_REQUEST:_
Go through the data below. List every line that holds the word "требованиям".

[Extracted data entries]
━━━━━━━━━━━━━━━━━━━━
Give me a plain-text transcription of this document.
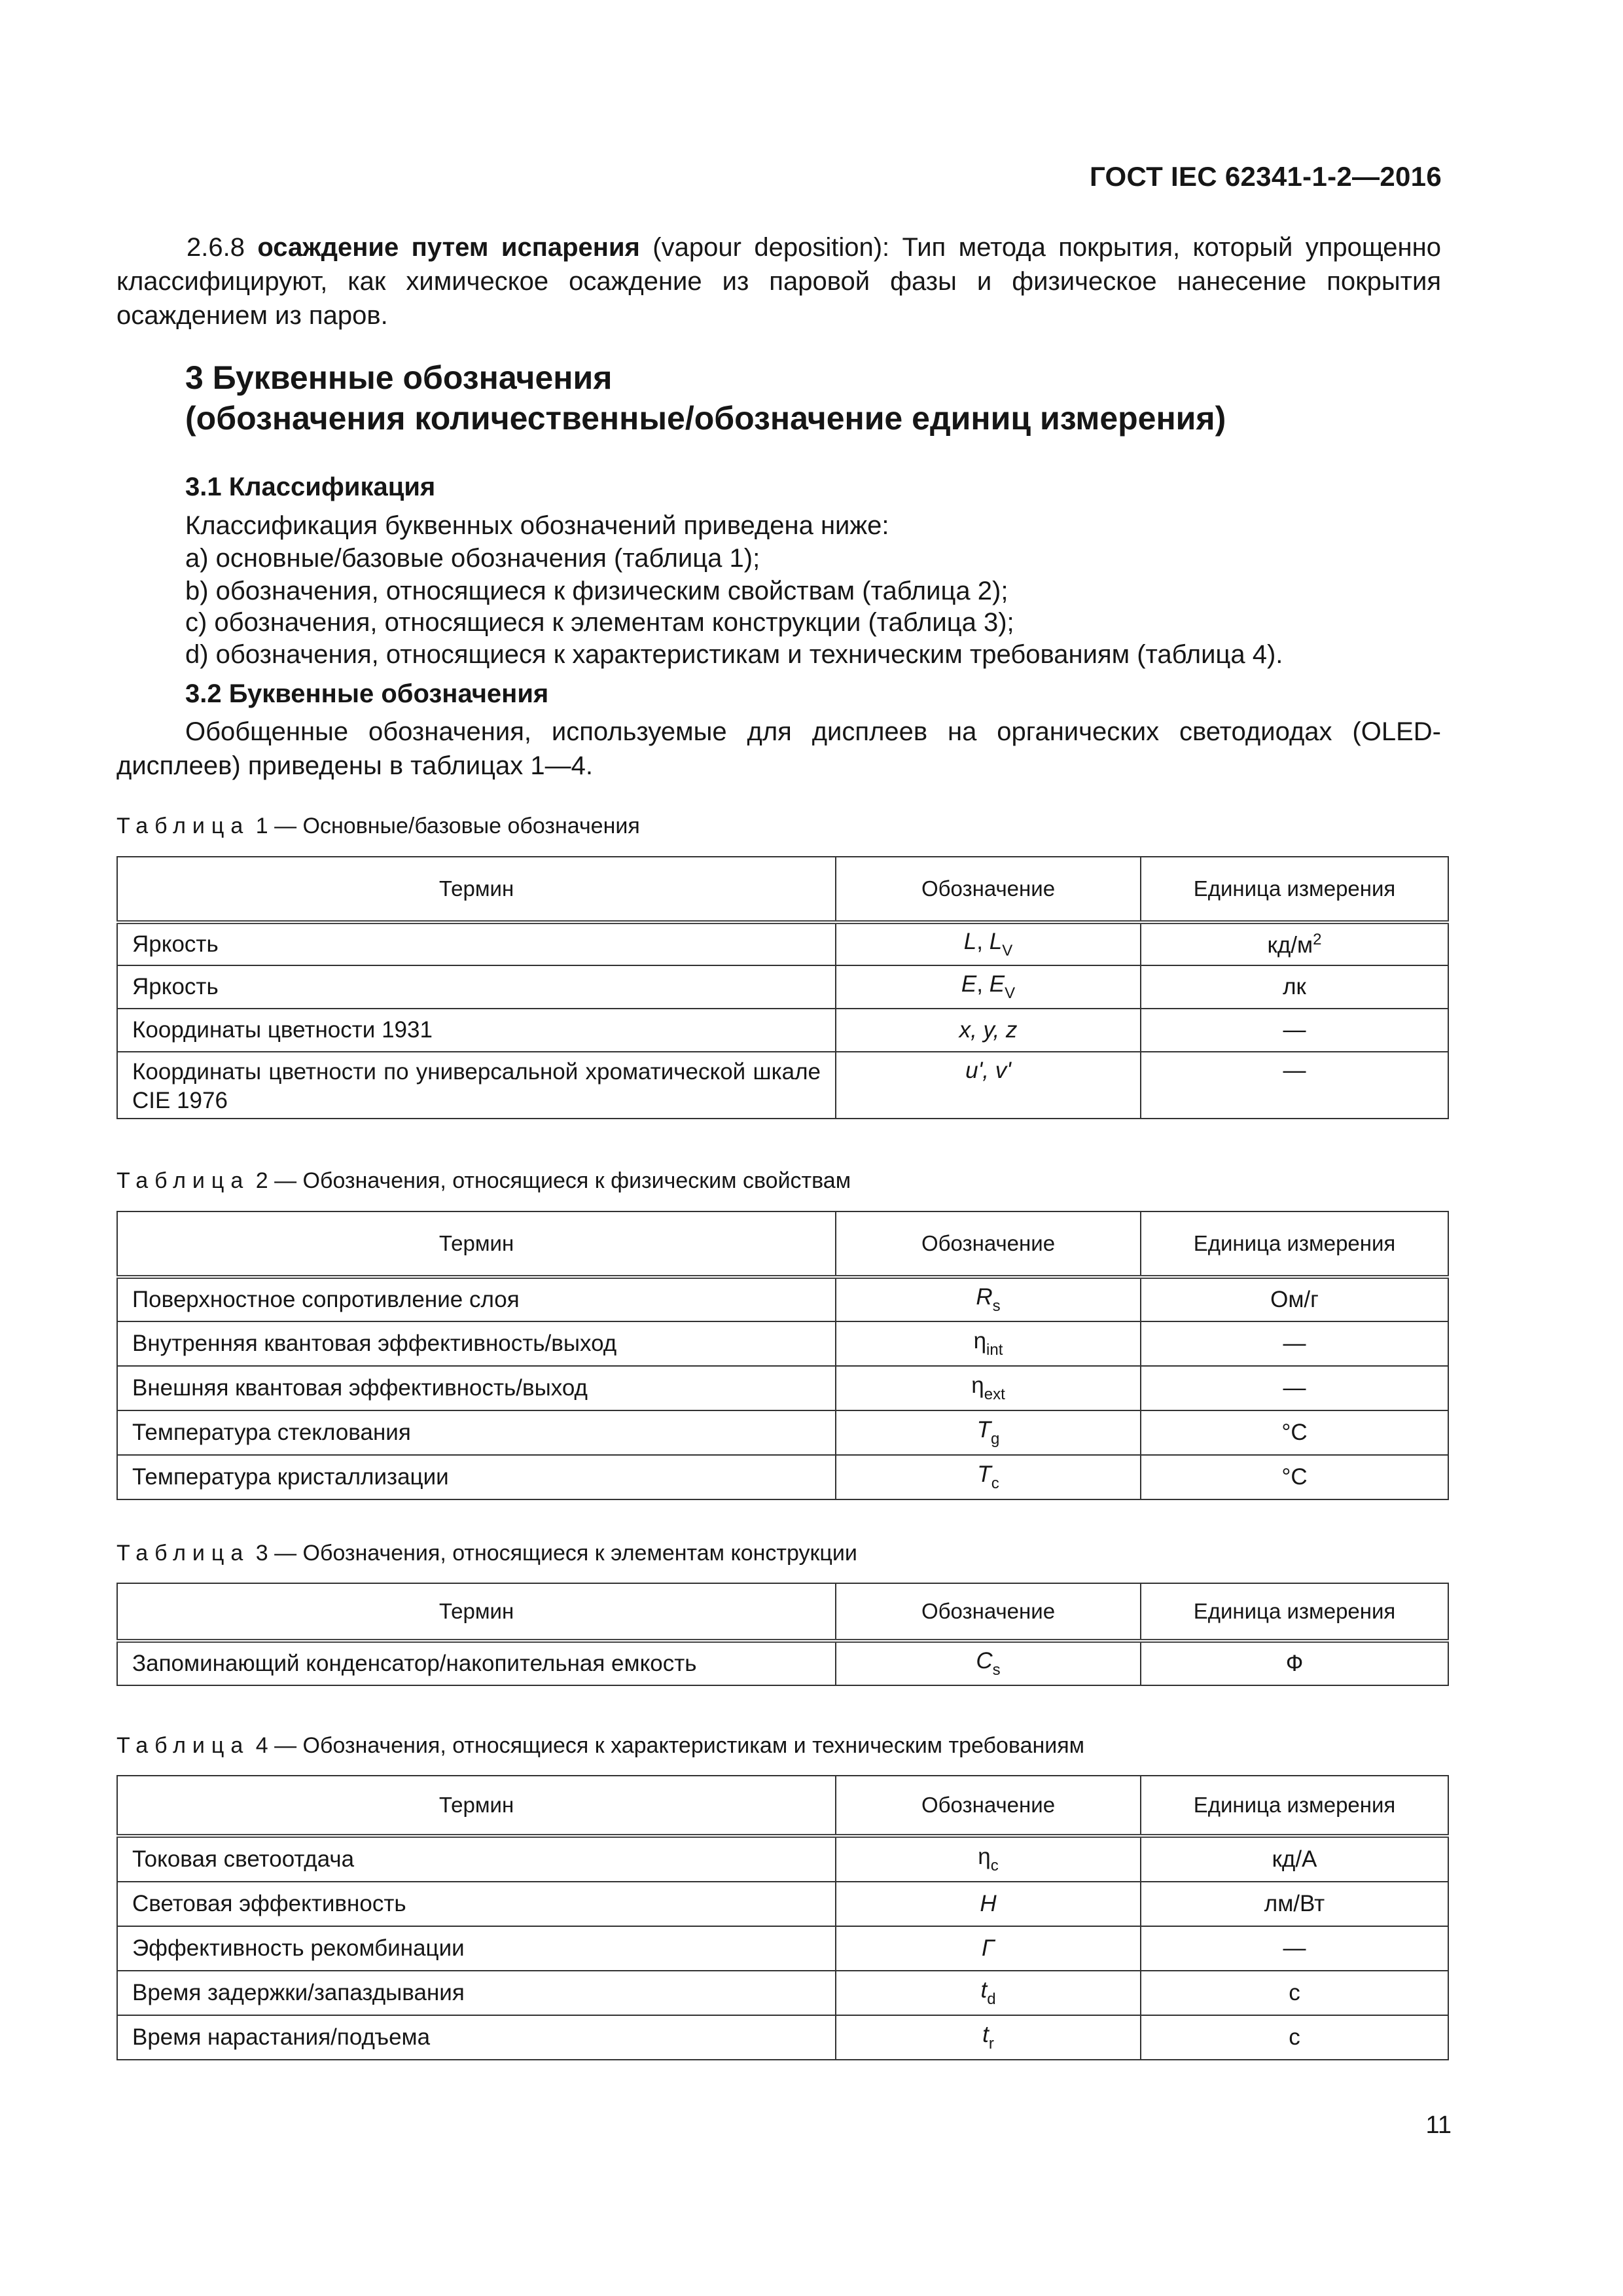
ГОСТ IEC 62341-1-2—2016
2.6.8 осаждение путем испарения (vapour deposition): Тип метода покрытия, который упрощенно классифицируют, как химическое осаждение из паровой фазы и физическое нанесение покрытия осаждением из паров.
3 Буквенные обозначения
(обозначения количественные/обозначение единиц измерения)
3.1 Классификация
Классификация буквенных обозначений приведена ниже:
a) основные/базовые обозначения (таблица 1);
b) обозначения, относящиеся к физическим свойствам (таблица 2);
c) обозначения, относящиеся к элементам конструкции (таблица 3);
d) обозначения, относящиеся к характеристикам и техническим требованиям (таблица 4).
3.2 Буквенные обозначения
Обобщенные обозначения, используемые для дисплеев на органических светодиодах (OLED-дисплеев) приведены в таблицах 1—4.
Таблица 1 — Основные/базовые обозначения
Термин	Обозначение	Единица измерения
Яркость	L, $L_V$	$кд/м^2$
Яркость	E, $E_V$	лк
Координаты цветности 1931	x, y, z	—
Координаты цветности по универсальной хроматической шкале CIE 1976	u', v'	—
Таблица 2 — Обозначения, относящиеся к физическим свойствам
Термин	Обозначение	Единица измерения
Поверхностное сопротивление слоя	$R_s$	Ом/г
Внутренняя квантовая эффективность/выход	$\eta_{int}$	—
Внешняя квантовая эффективность/выход	$\eta_{ext}$	—
Температура стеклования	$T_g$	°C
Температура кристаллизации	$T_c$	°C
Таблица 3 — Обозначения, относящиеся к элементам конструкции
Термин	Обозначение	Единица измерения
Запоминающий конденсатор/накопительная емкость	$C_s$	Ф
Таблица 4 — Обозначения, относящиеся к характеристикам и техническим требованиям
Термин	Обозначение	Единица измерения
Токовая светоотдача	$\eta_c$	кд/А
Световая эффективность	H	лм/Вт
Эффективность рекомбинации	Γ	—
Время задержки/запаздывания	$t_d$	с
Время нарастания/подъема	$t_r$	с
11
━━━━━━━━━━━━━━━━━━━━
_SOLUTION TO THIS TASK:_
d) обозначения, относящиеся к характеристикам и техническим требованиям (таблица 4).
Таблица 4 — Обозначения, относящиеся к характеристикам и техническим требованиям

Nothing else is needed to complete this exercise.